» **Task brief**: Scan the records for the string "title"; copy each line where it occurs.
..............................
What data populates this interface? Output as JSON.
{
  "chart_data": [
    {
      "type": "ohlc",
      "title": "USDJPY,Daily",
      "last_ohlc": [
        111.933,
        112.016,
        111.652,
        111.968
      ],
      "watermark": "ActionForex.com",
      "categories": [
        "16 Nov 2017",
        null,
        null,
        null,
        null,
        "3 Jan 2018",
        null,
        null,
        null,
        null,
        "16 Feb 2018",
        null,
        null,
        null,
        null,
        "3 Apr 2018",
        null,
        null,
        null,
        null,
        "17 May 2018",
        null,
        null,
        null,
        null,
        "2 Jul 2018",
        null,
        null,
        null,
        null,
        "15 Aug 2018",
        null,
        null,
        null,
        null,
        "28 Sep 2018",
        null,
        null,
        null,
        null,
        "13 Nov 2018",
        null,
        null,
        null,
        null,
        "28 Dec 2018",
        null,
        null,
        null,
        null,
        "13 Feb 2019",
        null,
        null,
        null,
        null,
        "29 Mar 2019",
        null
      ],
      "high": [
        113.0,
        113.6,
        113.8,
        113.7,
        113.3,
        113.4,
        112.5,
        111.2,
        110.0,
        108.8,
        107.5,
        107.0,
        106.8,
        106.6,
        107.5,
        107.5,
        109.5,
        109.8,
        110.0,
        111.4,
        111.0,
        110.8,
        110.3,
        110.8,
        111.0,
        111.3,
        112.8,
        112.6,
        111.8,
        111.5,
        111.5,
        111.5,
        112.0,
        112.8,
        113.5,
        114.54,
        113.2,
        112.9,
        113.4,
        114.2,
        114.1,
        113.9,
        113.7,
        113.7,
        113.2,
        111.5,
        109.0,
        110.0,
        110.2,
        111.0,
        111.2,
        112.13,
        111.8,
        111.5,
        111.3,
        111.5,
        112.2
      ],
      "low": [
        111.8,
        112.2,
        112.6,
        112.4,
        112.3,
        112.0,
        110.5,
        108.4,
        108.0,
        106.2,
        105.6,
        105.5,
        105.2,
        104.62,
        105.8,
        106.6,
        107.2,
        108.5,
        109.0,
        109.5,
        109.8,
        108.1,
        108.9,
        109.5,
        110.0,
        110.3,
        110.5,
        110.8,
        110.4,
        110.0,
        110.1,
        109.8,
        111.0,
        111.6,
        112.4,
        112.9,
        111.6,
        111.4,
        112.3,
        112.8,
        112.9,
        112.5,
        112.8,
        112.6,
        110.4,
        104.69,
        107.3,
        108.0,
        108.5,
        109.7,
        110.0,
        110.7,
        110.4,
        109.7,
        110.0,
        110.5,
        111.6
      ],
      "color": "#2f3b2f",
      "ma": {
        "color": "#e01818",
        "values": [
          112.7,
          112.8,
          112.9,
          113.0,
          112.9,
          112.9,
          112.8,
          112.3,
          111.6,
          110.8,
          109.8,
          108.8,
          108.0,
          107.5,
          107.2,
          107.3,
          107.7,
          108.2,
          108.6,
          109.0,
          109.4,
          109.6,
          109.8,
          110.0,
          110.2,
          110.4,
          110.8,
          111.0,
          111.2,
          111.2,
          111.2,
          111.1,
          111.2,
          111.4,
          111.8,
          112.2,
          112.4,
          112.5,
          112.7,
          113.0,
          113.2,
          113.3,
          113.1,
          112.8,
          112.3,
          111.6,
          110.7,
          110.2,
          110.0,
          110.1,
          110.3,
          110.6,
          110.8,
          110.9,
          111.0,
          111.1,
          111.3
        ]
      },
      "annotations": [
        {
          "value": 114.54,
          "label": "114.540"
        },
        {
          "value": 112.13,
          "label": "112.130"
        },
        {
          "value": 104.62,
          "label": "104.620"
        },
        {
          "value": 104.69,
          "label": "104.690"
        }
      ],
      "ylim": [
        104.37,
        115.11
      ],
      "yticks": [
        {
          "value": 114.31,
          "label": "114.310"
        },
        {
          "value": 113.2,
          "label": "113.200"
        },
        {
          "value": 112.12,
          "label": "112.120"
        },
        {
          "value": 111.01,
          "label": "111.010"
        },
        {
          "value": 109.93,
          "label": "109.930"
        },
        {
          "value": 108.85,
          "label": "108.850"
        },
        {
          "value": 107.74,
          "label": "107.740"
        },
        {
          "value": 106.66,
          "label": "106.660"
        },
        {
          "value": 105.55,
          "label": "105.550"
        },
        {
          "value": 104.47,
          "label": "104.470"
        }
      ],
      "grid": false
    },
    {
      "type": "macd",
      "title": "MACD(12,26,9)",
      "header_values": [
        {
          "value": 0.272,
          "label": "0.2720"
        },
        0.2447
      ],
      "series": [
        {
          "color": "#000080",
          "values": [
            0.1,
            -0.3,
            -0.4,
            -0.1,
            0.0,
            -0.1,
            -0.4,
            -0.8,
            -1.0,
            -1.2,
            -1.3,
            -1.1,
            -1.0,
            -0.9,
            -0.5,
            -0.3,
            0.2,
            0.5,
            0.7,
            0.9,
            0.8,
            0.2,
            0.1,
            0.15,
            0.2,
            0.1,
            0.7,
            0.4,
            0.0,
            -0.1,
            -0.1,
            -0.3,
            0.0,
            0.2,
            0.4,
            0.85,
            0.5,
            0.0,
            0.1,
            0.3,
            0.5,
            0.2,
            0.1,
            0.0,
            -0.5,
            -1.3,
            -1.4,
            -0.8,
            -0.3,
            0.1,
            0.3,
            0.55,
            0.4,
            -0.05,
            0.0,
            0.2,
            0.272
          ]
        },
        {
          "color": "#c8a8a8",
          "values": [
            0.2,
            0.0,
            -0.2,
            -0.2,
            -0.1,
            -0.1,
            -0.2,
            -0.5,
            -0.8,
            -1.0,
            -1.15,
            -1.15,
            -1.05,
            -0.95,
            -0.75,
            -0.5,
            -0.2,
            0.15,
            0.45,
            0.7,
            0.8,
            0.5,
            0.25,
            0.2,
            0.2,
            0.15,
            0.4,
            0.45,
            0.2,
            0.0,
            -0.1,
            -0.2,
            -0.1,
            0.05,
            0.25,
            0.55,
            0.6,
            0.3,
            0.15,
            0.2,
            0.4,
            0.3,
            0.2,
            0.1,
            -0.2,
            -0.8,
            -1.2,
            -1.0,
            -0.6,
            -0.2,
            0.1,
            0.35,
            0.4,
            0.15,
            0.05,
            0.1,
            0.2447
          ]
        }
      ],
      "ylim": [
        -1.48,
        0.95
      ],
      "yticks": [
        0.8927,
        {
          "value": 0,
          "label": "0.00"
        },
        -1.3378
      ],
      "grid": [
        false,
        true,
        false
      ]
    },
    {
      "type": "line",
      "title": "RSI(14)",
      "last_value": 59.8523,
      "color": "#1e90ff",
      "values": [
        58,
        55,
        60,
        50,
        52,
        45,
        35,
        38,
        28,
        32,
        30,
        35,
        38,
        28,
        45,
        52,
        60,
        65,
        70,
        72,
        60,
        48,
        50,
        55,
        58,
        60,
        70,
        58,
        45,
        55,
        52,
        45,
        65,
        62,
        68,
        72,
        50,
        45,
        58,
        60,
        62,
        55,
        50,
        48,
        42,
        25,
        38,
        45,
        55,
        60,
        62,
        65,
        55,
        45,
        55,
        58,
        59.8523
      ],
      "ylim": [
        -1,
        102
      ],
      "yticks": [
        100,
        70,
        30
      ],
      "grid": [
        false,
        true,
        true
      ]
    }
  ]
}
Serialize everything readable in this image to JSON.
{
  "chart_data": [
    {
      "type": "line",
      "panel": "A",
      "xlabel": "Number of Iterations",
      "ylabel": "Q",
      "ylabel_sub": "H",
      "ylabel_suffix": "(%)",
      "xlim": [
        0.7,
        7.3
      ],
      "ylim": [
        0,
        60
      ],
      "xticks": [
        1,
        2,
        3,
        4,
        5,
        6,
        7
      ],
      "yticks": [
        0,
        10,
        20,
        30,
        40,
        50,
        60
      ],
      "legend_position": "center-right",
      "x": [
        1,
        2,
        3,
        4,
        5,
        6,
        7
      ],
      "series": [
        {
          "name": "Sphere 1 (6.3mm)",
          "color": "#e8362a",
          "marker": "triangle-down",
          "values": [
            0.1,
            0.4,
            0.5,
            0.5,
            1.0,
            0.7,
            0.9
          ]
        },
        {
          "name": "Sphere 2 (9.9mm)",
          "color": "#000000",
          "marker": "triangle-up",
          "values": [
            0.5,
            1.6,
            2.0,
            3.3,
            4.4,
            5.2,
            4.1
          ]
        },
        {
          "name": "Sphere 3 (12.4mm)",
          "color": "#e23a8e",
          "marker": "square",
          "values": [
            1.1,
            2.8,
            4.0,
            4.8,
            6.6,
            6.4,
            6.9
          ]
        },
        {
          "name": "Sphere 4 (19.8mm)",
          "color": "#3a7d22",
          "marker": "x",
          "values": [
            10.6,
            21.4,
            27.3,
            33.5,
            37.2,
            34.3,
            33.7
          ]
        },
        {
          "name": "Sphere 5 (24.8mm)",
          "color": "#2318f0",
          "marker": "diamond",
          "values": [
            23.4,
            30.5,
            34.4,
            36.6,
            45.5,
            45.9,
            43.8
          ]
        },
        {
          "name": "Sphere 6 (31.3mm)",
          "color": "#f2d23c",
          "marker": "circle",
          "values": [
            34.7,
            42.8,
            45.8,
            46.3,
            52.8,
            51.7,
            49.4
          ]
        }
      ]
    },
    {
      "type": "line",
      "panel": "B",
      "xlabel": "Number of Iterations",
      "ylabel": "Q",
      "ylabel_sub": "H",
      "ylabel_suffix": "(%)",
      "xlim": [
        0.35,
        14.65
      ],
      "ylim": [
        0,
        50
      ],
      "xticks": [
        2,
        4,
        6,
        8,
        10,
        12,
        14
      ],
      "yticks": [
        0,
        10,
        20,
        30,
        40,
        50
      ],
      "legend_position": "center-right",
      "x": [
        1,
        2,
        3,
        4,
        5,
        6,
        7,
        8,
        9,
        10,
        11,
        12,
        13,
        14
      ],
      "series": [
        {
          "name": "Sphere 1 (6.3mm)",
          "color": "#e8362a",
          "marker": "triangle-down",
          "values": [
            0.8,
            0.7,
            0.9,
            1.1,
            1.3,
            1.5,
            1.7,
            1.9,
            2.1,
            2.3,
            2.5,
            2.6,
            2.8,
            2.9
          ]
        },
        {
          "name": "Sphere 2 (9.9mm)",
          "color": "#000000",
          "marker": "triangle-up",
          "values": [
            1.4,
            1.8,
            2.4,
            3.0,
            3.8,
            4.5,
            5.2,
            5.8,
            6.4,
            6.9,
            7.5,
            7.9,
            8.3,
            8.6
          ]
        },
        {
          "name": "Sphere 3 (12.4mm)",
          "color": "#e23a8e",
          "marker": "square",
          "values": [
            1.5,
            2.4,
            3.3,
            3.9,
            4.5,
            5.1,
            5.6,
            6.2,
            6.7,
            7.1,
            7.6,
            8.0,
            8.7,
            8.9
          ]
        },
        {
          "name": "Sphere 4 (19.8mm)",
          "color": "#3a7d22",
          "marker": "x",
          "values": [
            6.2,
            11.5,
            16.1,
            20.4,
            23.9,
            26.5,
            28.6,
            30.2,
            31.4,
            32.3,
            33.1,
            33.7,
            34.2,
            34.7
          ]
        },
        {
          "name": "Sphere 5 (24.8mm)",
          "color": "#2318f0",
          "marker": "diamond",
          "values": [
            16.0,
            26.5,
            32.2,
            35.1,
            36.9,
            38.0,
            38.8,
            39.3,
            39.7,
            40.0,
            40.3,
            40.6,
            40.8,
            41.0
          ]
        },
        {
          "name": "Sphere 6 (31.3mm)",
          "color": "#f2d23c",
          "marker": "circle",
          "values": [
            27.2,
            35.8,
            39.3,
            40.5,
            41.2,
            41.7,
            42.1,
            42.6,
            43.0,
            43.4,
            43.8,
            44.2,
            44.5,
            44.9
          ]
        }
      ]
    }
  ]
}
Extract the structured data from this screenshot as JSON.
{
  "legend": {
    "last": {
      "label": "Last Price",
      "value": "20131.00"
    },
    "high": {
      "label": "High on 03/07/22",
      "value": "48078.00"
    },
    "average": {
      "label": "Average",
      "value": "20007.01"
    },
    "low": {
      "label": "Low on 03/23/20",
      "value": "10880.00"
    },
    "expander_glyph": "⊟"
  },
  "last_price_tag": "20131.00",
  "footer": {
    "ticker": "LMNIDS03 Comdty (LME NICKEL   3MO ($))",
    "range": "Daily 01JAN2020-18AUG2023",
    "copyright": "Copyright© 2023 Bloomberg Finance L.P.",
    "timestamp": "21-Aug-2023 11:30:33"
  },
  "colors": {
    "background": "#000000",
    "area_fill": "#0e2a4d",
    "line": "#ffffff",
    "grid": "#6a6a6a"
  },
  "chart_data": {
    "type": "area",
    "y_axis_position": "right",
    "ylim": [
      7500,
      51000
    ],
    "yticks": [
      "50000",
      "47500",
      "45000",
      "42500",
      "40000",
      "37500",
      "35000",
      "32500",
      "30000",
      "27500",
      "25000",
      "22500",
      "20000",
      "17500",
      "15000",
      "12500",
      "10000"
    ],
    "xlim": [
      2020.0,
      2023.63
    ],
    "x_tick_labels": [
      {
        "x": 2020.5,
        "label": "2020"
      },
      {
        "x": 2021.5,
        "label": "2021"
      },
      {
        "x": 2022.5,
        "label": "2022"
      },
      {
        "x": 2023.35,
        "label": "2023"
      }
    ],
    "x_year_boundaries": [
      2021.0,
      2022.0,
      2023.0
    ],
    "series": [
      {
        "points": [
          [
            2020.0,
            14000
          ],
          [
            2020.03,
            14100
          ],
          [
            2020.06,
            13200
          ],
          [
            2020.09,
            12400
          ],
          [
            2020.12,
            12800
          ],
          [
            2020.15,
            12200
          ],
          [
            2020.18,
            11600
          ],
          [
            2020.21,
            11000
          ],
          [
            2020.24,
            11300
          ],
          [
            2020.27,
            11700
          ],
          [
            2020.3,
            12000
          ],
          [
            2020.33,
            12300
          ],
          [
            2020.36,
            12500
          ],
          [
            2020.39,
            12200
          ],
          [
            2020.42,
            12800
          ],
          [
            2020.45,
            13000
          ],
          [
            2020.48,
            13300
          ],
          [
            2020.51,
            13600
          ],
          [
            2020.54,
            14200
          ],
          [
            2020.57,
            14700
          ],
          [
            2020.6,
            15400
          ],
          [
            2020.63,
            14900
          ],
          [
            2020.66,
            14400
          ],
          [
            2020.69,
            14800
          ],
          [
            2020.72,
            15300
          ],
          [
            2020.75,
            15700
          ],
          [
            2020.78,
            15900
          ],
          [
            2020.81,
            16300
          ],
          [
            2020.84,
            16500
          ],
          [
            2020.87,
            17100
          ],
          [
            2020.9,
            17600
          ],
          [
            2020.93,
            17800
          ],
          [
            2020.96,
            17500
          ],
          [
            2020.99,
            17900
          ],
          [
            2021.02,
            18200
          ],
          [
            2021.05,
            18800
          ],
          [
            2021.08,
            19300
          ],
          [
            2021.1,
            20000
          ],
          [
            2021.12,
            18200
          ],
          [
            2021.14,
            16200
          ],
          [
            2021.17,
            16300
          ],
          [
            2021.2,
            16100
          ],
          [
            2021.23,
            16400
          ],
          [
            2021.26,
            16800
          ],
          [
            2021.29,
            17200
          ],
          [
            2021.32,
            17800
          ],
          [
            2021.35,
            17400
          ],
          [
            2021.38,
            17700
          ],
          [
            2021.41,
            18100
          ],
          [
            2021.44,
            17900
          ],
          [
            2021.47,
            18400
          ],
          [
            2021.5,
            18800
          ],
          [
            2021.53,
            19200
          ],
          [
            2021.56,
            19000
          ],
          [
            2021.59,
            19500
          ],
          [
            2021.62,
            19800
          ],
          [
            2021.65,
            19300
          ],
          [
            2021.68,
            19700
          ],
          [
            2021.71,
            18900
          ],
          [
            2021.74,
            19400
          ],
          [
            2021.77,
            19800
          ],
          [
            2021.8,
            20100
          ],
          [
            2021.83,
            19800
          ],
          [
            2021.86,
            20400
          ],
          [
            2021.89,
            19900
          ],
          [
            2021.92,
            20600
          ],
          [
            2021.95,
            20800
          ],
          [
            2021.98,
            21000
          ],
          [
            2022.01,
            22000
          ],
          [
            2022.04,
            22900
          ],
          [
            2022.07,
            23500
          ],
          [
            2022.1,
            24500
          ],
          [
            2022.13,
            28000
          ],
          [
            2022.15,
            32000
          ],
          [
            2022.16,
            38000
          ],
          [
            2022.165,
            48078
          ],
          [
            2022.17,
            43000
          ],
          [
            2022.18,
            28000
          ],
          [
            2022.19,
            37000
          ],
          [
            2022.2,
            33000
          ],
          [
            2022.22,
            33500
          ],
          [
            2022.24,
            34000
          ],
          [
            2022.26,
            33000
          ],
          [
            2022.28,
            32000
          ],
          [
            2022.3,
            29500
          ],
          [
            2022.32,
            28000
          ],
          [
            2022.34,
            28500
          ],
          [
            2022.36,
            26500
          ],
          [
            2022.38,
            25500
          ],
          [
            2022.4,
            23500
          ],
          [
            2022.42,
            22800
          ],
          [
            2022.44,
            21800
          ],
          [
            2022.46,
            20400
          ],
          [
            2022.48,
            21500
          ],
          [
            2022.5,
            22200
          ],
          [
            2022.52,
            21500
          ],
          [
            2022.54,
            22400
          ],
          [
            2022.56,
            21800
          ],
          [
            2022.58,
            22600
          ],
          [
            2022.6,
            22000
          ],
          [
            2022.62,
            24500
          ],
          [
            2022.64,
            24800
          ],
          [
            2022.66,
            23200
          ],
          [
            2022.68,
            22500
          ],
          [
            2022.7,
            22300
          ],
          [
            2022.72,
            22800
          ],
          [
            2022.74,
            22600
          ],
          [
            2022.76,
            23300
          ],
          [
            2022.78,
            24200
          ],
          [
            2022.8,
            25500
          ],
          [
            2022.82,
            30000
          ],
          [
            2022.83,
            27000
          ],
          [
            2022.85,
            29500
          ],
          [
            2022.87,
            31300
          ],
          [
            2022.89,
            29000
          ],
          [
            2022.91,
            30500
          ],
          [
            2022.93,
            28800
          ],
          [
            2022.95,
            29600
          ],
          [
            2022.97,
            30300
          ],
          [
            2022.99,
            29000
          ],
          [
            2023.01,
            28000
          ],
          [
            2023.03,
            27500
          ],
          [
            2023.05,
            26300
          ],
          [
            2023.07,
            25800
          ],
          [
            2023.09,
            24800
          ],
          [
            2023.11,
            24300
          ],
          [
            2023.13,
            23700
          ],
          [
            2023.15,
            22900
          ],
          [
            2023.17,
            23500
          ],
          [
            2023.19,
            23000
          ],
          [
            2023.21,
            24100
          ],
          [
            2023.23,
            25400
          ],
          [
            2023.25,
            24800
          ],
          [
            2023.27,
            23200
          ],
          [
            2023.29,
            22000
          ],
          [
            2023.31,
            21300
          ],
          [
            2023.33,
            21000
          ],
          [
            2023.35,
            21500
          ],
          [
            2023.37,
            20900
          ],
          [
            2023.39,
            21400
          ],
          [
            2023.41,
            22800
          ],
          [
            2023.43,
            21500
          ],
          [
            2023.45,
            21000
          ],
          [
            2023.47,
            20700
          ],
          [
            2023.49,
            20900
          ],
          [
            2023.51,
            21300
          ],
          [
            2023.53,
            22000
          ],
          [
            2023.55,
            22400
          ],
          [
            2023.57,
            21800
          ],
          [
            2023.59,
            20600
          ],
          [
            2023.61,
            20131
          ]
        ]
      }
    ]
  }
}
..............................
» **Completed exercise**:
      "title": "USDJPY,Daily",
      "title": "MACD(12,26,9)",
      "title": "RSI(14)",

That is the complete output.